_PROBLEM_
Pictures do not belong in the copy; restate the records below word for word.

_DATASET CONTENT_
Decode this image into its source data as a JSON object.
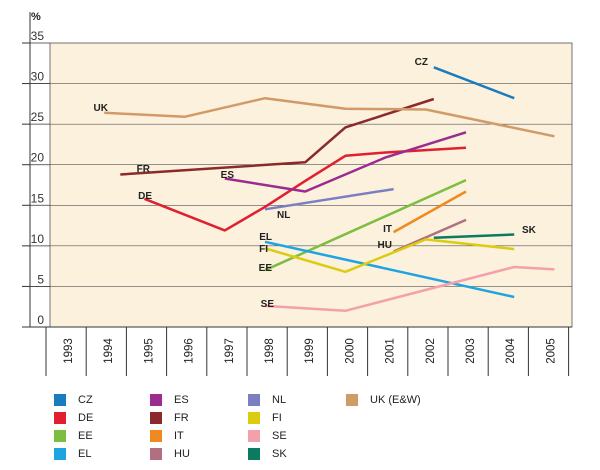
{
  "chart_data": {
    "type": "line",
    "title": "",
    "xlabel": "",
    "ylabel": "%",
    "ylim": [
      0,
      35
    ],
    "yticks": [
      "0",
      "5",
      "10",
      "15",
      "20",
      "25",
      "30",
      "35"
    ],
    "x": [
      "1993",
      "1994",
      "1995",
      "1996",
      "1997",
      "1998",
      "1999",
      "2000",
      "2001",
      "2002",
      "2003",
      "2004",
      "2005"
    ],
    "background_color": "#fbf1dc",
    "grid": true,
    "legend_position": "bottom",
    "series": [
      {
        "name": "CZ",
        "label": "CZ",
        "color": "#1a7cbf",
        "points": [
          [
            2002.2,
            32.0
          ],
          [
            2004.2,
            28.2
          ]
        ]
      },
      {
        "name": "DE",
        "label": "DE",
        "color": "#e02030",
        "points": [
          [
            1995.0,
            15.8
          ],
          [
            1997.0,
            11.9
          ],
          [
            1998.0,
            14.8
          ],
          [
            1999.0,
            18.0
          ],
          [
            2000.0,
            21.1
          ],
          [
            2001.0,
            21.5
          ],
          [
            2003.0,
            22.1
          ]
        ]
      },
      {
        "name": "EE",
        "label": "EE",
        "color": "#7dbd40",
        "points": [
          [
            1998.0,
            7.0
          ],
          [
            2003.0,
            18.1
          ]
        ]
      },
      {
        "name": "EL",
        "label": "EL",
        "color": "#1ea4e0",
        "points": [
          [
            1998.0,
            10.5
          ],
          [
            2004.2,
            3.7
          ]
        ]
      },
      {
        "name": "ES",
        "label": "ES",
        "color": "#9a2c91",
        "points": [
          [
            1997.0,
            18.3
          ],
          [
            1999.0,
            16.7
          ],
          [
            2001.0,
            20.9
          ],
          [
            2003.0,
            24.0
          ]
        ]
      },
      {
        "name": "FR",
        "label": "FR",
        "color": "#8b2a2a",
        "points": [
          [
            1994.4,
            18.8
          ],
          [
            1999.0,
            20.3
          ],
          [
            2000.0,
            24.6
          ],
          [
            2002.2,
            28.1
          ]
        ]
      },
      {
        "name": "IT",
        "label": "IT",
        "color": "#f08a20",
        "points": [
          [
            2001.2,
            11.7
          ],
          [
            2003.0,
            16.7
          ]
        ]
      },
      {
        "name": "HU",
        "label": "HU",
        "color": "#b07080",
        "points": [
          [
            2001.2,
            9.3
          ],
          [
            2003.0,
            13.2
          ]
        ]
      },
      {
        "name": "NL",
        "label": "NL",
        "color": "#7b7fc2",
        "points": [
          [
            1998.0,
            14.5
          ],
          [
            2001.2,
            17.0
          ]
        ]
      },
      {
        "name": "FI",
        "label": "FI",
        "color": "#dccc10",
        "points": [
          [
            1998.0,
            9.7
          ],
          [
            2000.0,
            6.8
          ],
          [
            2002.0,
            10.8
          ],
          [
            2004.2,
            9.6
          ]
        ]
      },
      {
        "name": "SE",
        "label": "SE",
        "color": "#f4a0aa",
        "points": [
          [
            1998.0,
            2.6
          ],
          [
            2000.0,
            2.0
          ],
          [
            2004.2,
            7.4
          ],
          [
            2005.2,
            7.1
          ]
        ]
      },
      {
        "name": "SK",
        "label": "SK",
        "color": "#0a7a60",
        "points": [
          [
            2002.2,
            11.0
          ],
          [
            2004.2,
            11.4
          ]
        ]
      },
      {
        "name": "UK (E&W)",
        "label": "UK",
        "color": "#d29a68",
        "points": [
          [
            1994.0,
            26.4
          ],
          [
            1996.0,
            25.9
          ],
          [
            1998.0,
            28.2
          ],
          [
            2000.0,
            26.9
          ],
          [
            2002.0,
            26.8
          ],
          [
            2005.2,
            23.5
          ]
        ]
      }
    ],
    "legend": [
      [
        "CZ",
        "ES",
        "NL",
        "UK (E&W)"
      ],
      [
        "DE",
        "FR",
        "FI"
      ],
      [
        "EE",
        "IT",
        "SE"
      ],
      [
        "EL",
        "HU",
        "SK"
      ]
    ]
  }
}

_TASK RESULT_
Decode this image into its source data as a JSON object.
{
  "chart_data": {
    "type": "line",
    "title": "",
    "xlabel": "",
    "ylabel": "%",
    "ylim": [
      0,
      35
    ],
    "yticks": [
      "0",
      "5",
      "10",
      "15",
      "20",
      "25",
      "30",
      "35"
    ],
    "x": [
      "1993",
      "1994",
      "1995",
      "1996",
      "1997",
      "1998",
      "1999",
      "2000",
      "2001",
      "2002",
      "2003",
      "2004",
      "2005"
    ],
    "background_color": "#fbf1dc",
    "grid": true,
    "legend_position": "bottom",
    "series": [
      {
        "name": "CZ",
        "label": "CZ",
        "color": "#1a7cbf",
        "points": [
          [
            2002.2,
            32.0
          ],
          [
            2004.2,
            28.2
          ]
        ]
      },
      {
        "name": "DE",
        "label": "DE",
        "color": "#e02030",
        "points": [
          [
            1995.0,
            15.8
          ],
          [
            1997.0,
            11.9
          ],
          [
            1998.0,
            14.8
          ],
          [
            1999.0,
            18.0
          ],
          [
            2000.0,
            21.1
          ],
          [
            2001.0,
            21.5
          ],
          [
            2003.0,
            22.1
          ]
        ]
      },
      {
        "name": "EE",
        "label": "EE",
        "color": "#7dbd40",
        "points": [
          [
            1998.0,
            7.0
          ],
          [
            2003.0,
            18.1
          ]
        ]
      },
      {
        "name": "EL",
        "label": "EL",
        "color": "#1ea4e0",
        "points": [
          [
            1998.0,
            10.5
          ],
          [
            2004.2,
            3.7
          ]
        ]
      },
      {
        "name": "ES",
        "label": "ES",
        "color": "#9a2c91",
        "points": [
          [
            1997.0,
            18.3
          ],
          [
            1999.0,
            16.7
          ],
          [
            2001.0,
            20.9
          ],
          [
            2003.0,
            24.0
          ]
        ]
      },
      {
        "name": "FR",
        "label": "FR",
        "color": "#8b2a2a",
        "points": [
          [
            1994.4,
            18.8
          ],
          [
            1999.0,
            20.3
          ],
          [
            2000.0,
            24.6
          ],
          [
            2002.2,
            28.1
          ]
        ]
      },
      {
        "name": "IT",
        "label": "IT",
        "color": "#f08a20",
        "points": [
          [
            2001.2,
            11.7
          ],
          [
            2003.0,
            16.7
          ]
        ]
      },
      {
        "name": "HU",
        "label": "HU",
        "color": "#b07080",
        "points": [
          [
            2001.2,
            9.3
          ],
          [
            2003.0,
            13.2
          ]
        ]
      },
      {
        "name": "NL",
        "label": "NL",
        "color": "#7b7fc2",
        "points": [
          [
            1998.0,
            14.5
          ],
          [
            2001.2,
            17.0
          ]
        ]
      },
      {
        "name": "FI",
        "label": "FI",
        "color": "#dccc10",
        "points": [
          [
            1998.0,
            9.7
          ],
          [
            2000.0,
            6.8
          ],
          [
            2002.0,
            10.8
          ],
          [
            2004.2,
            9.6
          ]
        ]
      },
      {
        "name": "SE",
        "label": "SE",
        "color": "#f4a0aa",
        "points": [
          [
            1998.0,
            2.6
          ],
          [
            2000.0,
            2.0
          ],
          [
            2004.2,
            7.4
          ],
          [
            2005.2,
            7.1
          ]
        ]
      },
      {
        "name": "SK",
        "label": "SK",
        "color": "#0a7a60",
        "points": [
          [
            2002.2,
            11.0
          ],
          [
            2004.2,
            11.4
          ]
        ]
      },
      {
        "name": "UK (E&W)",
        "label": "UK",
        "color": "#d29a68",
        "points": [
          [
            1994.0,
            26.4
          ],
          [
            1996.0,
            25.9
          ],
          [
            1998.0,
            28.2
          ],
          [
            2000.0,
            26.9
          ],
          [
            2002.0,
            26.8
          ],
          [
            2005.2,
            23.5
          ]
        ]
      }
    ],
    "legend": [
      [
        "CZ",
        "ES",
        "NL",
        "UK (E&W)"
      ],
      [
        "DE",
        "FR",
        "FI"
      ],
      [
        "EE",
        "IT",
        "SE"
      ],
      [
        "EL",
        "HU",
        "SK"
      ]
    ]
  }
}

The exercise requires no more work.